Skip the pictures and extract all of the lines exactly as written.

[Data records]
☆ ☆ ☆ ☆

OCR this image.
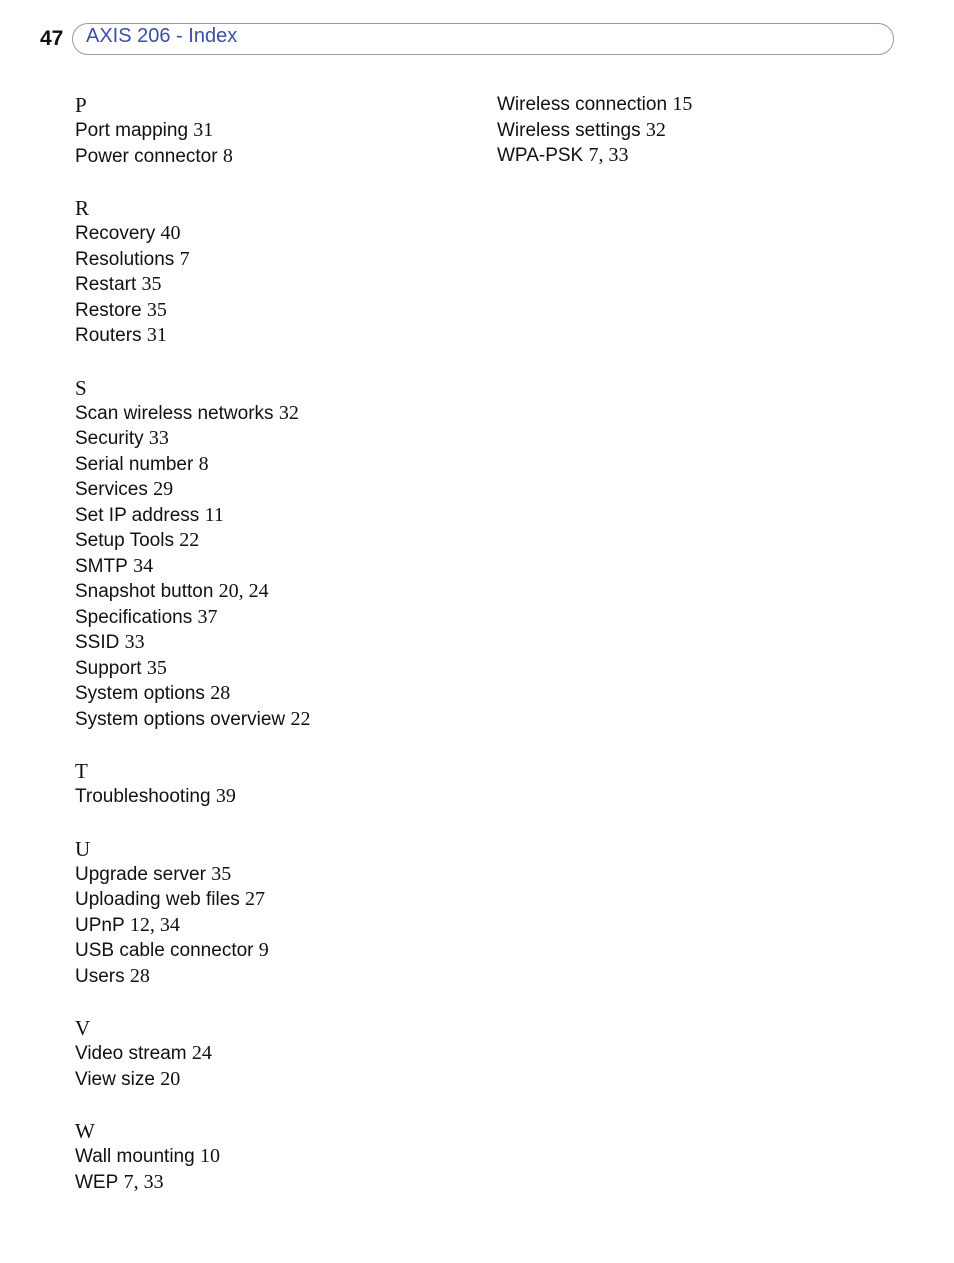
47 AXIS 206 - Index
P
Port mapping 31
Power connector 8
R
Recovery 40
Resolutions 7
Restart 35
Restore 35
Routers 31
S
Scan wireless networks 32
Security 33
Serial number 8
Services 29
Set IP address 11
Setup Tools 22
SMTP 34
Snapshot button 20, 24
Specifications 37
SSID 33
Support 35
System options 28
System options overview 22
T
Troubleshooting 39
U
Upgrade server 35
Uploading web files 27
UPnP 12, 34
USB cable connector 9
Users 28
V
Video stream 24
View size 20
W
Wall mounting 10
WEP 7, 33
Wireless connection 15
Wireless settings 32
WPA-PSK 7, 33
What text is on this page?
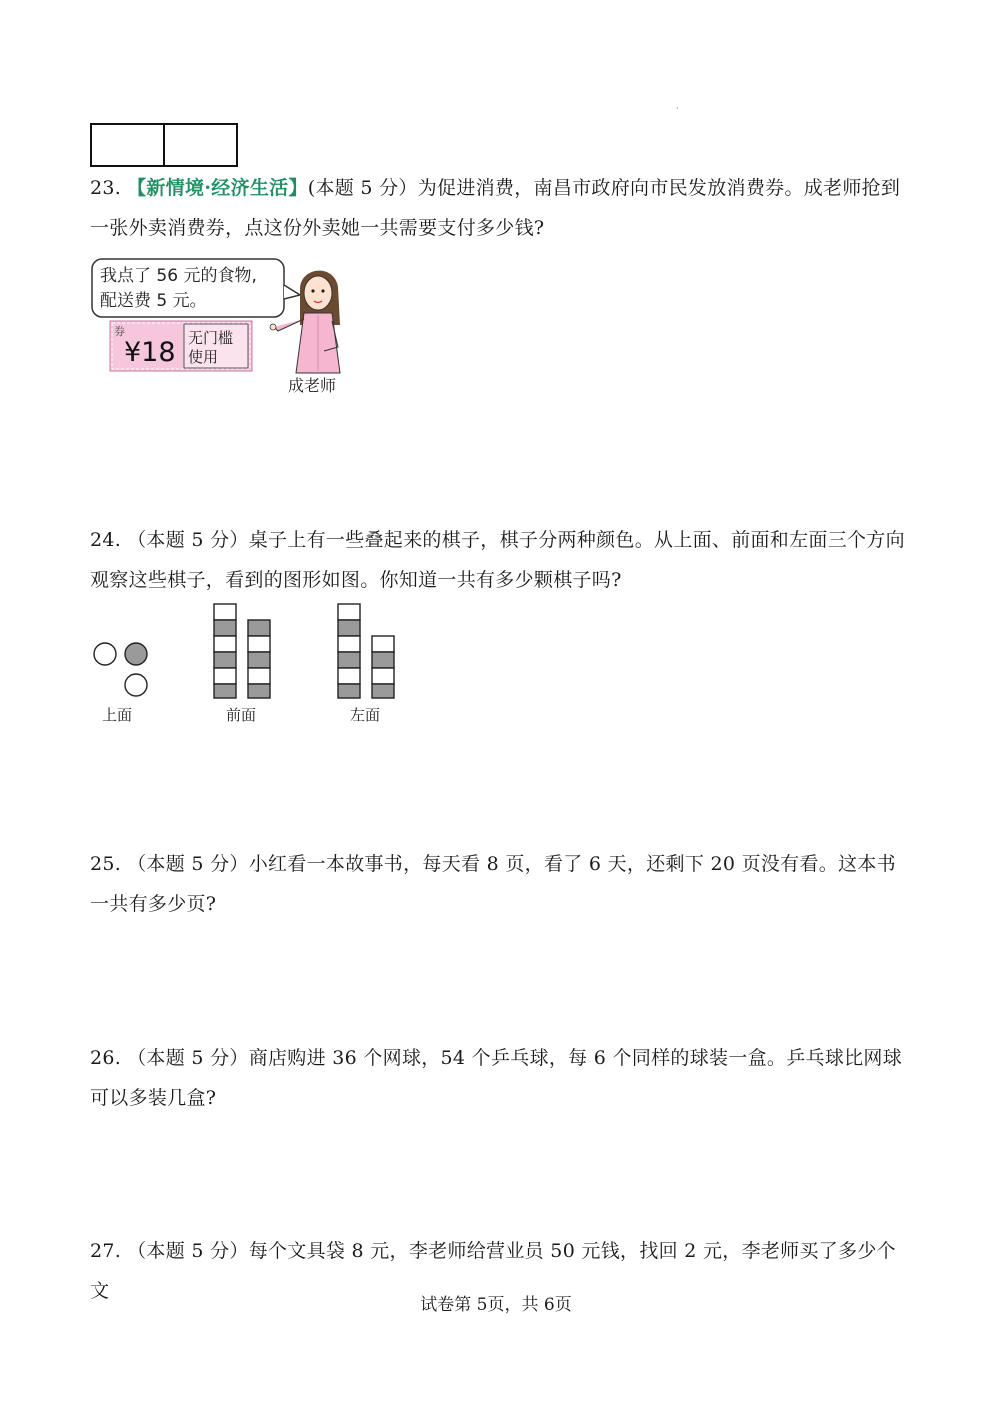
·
23. 【新情境·经济生活】(本题 5 分）为促进消费，南昌市政府向市民发放消费券。成老师抢到一张外卖消费券，点这份外卖她一共需要支付多少钱?
我点了 56 元的食物,
配送费 5 元。
券
¥18 无门槛
使用
成老师
24. （本题 5 分）桌子上有一些叠起来的棋子，棋子分两种颜色。从上面、前面和左面三个方向观察这些棋子，看到的图形如图。你知道一共有多少颗棋子吗?
上面	前面	左面
25. （本题 5 分）小红看一本故事书，每天看 8 页，看了 6 天，还剩下 20 页没有看。这本书一共有多少页?
26. （本题 5 分）商店购进 36 个网球，54 个乒乓球，每 6 个同样的球装一盒。乒乓球比网球可以多装几盒?
27. （本题 5 分）每个文具袋 8 元，李老师给营业员 50 元钱，找回 2 元，李老师买了多少个文
试卷第 5页，共 6页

☆ ☆ ☆ ☆

- _FINAL ANSWER_:
OCR this image.
47 AXIS 206 - Index
P
Port mapping 31
Power connector 8
R
Recovery 40
Resolutions 7
Restart 35
Restore 35
Routers 31
S
Scan wireless networks 32
Security 33
Serial number 8
Services 29
Set IP address 11
Setup Tools 22
SMTP 34
Snapshot button 20, 24
Specifications 37
SSID 33
Support 35
System options 28
System options overview 22
T
Troubleshooting 39
U
Upgrade server 35
Uploading web files 27
UPnP 12, 34
USB cable connector 9
Users 28
V
Video stream 24
View size 20
W
Wall mounting 10
WEP 7, 33
Wireless connection 15
Wireless settings 32
WPA-PSK 7, 33
What text is on this page?
·
23. 【新情境·经济生活】(本题 5 分）为促进消费，南昌市政府向市民发放消费券。成老师抢到一张外卖消费券，点这份外卖她一共需要支付多少钱?
我点了 56 元的食物,
配送费 5 元。
券
¥18 无门槛
使用
成老师
24. （本题 5 分）桌子上有一些叠起来的棋子，棋子分两种颜色。从上面、前面和左面三个方向观察这些棋子，看到的图形如图。你知道一共有多少颗棋子吗?
上面	前面	左面
25. （本题 5 分）小红看一本故事书，每天看 8 页，看了 6 天，还剩下 20 页没有看。这本书一共有多少页?
26. （本题 5 分）商店购进 36 个网球，54 个乒乓球，每 6 个同样的球装一盒。乒乓球比网球可以多装几盒?
27. （本题 5 分）每个文具袋 8 元，李老师给营业员 50 元钱，找回 2 元，李老师买了多少个文
试卷第 5页，共 6页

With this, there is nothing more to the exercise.